**Given request**
Count how many lines have the word "Suggested" in them. Reply with that number by itself.

Saved data entries
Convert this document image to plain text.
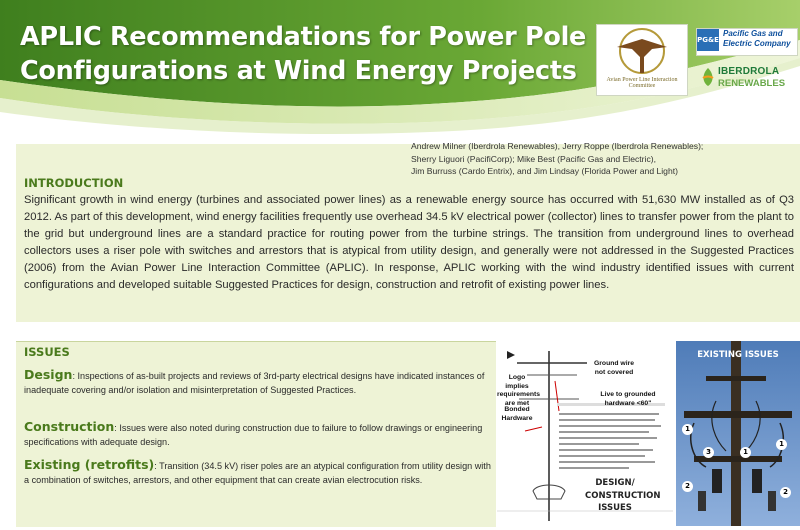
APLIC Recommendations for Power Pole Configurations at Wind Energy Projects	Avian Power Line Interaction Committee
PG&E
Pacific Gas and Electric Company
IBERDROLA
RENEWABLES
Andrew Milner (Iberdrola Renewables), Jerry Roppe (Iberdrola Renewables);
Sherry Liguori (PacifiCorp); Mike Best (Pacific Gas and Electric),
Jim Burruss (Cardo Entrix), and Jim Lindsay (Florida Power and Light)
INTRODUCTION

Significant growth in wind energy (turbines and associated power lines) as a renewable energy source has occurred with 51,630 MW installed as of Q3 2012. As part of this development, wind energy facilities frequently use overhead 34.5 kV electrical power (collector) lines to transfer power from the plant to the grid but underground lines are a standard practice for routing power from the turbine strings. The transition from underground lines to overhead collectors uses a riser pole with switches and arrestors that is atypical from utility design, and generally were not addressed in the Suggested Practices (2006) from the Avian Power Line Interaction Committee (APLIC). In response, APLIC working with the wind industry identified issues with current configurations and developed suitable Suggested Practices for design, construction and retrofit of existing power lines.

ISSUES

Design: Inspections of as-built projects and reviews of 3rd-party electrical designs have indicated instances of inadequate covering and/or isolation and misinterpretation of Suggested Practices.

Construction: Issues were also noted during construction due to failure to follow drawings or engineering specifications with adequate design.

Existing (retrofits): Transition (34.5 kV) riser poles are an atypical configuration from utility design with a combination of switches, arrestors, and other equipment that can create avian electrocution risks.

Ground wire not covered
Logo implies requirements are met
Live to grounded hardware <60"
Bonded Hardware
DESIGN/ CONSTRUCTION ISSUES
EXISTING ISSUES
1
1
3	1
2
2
==
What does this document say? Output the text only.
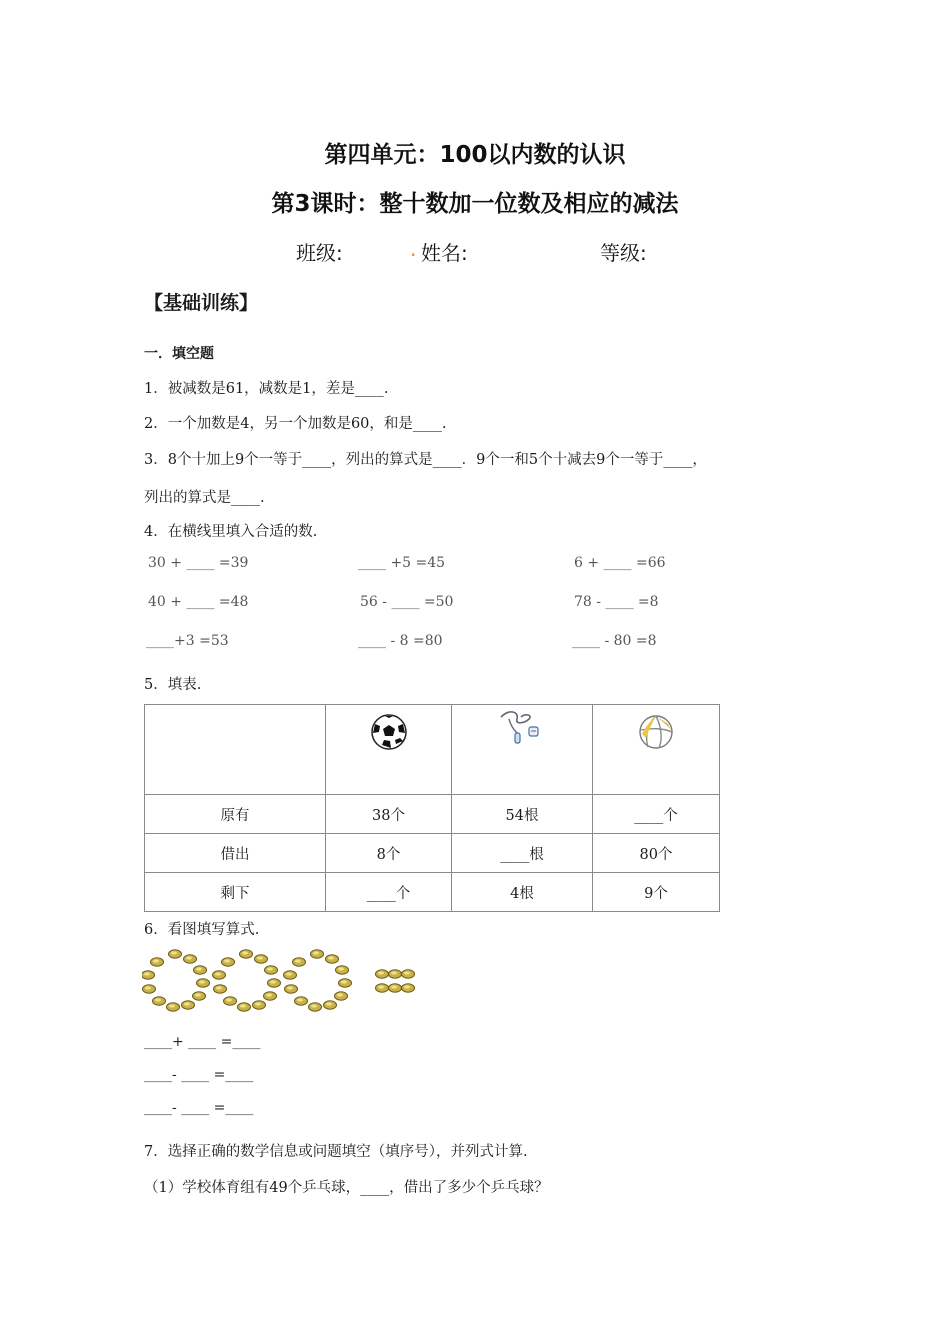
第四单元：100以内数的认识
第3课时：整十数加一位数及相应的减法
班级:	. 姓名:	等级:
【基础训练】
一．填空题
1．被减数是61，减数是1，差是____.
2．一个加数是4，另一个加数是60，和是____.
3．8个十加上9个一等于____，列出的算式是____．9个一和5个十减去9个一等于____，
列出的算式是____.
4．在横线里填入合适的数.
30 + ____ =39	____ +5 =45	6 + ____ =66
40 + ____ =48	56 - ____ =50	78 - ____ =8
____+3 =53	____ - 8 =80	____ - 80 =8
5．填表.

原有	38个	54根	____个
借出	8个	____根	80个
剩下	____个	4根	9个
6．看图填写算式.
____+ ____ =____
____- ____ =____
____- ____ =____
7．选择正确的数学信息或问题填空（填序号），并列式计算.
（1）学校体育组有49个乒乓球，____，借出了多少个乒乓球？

**Solved exercise**
2